__PROVIDED INFORMATION__
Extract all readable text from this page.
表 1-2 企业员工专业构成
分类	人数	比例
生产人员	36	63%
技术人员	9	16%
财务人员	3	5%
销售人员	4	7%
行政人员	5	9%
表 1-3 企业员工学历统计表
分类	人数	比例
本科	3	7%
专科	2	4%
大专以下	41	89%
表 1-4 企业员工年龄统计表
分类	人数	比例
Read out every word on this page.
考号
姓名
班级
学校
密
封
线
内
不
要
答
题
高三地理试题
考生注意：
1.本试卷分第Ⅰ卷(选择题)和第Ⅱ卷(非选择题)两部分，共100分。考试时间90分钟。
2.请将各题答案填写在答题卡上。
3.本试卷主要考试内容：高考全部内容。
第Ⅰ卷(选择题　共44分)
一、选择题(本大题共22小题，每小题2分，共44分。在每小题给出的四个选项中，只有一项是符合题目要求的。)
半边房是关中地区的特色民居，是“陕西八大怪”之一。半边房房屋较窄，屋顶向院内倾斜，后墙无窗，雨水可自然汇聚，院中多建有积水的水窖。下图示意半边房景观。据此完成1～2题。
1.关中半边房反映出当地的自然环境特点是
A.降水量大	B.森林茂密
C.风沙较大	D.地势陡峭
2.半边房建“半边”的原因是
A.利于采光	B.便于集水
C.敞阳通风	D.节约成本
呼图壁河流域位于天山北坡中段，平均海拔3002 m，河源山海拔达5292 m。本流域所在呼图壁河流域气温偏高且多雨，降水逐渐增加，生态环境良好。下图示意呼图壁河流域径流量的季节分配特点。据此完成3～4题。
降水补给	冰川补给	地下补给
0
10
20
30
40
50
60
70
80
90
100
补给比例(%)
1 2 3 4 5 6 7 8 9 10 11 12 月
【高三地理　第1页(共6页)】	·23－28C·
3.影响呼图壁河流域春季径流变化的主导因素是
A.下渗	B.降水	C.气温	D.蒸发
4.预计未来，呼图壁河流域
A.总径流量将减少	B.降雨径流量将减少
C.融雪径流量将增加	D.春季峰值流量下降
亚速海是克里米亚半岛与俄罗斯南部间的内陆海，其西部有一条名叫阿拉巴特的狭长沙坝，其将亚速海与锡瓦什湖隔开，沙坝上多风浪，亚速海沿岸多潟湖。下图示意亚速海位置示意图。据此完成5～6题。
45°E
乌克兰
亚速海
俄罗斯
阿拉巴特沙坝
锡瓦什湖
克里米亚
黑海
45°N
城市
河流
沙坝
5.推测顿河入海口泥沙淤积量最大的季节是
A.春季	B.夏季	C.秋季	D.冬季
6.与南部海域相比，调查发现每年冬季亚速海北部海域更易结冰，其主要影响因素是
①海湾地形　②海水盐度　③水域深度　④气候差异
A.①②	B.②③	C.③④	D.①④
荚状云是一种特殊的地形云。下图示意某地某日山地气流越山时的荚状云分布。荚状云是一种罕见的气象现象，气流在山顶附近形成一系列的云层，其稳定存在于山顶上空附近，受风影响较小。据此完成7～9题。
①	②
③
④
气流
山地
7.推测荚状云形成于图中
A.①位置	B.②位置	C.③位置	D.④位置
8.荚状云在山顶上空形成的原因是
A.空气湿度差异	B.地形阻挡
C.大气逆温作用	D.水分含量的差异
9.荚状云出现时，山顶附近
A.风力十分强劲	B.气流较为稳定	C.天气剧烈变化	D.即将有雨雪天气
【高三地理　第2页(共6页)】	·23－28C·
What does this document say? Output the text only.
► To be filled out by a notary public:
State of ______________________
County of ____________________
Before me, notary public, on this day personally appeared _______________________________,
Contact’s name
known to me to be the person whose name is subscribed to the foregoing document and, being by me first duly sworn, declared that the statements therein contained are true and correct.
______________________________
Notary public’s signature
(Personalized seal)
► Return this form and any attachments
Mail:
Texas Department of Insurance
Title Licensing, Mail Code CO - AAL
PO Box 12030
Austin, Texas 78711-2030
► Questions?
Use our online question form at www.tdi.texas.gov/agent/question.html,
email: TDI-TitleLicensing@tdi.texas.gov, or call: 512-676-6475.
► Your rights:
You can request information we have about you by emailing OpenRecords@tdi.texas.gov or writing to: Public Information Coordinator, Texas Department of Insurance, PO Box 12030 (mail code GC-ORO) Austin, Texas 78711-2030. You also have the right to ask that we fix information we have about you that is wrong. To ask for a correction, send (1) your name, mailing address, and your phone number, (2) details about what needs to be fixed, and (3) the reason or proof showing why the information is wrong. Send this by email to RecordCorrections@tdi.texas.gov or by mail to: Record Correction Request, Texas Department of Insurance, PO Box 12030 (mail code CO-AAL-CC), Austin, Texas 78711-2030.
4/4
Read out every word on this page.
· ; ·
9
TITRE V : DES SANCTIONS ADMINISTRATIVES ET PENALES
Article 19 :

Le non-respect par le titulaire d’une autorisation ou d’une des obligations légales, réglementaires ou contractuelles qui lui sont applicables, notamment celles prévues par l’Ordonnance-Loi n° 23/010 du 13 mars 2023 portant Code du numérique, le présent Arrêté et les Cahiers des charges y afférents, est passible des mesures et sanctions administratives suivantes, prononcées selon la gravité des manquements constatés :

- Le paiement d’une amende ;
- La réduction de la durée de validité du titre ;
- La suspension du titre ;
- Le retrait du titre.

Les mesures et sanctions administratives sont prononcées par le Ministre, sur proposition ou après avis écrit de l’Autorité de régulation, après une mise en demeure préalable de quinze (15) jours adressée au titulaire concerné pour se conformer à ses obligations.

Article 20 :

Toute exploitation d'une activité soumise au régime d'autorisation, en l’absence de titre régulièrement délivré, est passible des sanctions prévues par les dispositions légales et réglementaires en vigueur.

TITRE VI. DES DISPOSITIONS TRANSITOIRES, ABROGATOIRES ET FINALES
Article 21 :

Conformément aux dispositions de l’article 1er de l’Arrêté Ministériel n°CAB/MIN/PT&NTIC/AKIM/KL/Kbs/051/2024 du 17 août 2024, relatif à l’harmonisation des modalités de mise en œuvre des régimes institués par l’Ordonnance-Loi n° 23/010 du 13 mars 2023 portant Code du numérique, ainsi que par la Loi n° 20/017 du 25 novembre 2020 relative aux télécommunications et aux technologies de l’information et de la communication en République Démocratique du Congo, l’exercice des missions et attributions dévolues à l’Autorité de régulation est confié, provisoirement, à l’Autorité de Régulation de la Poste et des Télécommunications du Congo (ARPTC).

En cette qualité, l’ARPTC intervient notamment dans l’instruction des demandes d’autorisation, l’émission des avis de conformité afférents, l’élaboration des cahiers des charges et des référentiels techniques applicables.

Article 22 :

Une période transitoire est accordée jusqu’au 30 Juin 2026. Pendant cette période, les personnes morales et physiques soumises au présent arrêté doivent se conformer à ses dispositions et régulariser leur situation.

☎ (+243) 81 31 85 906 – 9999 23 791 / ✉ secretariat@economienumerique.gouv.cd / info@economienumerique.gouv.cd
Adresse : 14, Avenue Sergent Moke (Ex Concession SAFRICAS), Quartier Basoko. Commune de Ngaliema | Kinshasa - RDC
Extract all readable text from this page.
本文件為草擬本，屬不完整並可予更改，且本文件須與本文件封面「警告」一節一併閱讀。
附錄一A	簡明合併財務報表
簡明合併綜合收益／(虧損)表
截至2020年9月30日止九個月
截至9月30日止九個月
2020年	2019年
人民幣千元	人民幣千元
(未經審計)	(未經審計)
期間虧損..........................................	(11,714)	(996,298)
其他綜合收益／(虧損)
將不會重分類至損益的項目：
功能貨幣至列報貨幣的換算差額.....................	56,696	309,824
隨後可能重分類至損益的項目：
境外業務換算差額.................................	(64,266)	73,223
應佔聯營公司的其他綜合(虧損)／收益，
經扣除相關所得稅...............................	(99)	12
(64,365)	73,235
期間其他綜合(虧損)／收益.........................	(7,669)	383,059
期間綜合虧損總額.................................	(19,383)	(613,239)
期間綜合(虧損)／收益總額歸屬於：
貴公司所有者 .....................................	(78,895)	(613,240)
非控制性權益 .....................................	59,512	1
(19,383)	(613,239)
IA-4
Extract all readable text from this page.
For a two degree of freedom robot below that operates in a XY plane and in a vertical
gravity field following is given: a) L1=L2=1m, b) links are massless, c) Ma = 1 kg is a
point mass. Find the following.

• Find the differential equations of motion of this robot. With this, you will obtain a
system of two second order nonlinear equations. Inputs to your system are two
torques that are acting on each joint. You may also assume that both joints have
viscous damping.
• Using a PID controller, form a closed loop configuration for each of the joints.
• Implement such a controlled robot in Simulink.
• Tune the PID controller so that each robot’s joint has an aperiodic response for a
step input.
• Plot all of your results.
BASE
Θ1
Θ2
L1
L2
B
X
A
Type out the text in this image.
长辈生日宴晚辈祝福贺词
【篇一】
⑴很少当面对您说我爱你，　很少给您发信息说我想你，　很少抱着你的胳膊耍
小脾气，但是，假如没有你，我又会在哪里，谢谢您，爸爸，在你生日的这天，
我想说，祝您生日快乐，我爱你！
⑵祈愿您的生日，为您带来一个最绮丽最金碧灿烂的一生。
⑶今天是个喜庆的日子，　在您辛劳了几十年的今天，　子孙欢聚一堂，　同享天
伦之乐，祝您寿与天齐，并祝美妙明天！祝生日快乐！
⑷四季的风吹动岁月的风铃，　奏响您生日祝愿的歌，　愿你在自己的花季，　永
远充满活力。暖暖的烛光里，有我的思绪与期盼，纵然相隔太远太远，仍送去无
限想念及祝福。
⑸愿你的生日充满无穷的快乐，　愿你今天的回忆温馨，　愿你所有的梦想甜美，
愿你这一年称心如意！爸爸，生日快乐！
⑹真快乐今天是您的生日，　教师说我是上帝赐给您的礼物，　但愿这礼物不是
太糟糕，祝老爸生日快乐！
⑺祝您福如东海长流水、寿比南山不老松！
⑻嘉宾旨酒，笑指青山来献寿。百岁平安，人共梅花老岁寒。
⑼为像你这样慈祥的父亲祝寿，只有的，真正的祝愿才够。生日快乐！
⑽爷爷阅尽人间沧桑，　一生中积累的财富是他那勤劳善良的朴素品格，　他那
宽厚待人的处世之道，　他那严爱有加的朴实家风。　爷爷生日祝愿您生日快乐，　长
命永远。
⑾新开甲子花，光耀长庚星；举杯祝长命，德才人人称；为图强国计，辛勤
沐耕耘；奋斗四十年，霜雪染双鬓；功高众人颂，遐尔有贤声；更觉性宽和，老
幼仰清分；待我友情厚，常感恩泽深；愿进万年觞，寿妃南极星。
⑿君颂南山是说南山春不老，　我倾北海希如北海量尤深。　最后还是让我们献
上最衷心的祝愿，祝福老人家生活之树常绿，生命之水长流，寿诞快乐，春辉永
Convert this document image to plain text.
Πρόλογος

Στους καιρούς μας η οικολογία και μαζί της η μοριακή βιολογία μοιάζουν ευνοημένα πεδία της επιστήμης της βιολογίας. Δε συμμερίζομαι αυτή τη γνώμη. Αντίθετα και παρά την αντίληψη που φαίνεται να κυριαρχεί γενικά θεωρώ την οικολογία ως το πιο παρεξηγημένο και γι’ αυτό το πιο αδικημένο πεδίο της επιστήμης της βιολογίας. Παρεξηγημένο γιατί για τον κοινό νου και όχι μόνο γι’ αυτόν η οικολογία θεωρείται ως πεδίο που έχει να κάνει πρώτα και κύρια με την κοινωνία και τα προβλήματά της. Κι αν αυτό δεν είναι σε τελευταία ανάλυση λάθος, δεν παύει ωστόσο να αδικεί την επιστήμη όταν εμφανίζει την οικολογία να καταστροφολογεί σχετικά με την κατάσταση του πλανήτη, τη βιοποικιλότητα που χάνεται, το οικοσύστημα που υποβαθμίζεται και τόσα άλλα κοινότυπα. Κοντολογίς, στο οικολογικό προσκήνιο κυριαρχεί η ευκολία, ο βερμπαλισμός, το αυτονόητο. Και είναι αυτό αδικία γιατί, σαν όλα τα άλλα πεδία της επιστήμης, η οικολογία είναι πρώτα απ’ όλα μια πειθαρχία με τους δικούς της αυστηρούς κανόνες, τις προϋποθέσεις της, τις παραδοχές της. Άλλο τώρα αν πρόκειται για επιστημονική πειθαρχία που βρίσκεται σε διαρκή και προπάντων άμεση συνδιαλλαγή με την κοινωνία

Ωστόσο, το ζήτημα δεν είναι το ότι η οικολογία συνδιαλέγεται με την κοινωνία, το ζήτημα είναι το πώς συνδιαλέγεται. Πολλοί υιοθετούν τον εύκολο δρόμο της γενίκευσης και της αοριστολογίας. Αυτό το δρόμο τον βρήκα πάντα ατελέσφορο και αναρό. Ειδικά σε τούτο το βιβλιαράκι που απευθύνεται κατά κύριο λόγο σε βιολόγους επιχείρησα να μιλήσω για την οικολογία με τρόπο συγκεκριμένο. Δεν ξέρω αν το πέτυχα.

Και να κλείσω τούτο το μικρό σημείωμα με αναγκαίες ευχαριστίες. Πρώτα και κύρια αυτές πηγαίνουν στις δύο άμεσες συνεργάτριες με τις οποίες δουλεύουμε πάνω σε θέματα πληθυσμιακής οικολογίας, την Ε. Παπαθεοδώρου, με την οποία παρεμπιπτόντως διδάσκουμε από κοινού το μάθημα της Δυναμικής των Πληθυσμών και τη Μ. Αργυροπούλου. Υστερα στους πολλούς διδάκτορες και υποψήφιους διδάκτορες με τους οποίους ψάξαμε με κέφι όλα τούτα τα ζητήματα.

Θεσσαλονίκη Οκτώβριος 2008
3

__AIM OF THE TASK__
State, as a bare number, how many lines of the listing hold the word "joints".

__COMPLETE OUTPUT__
2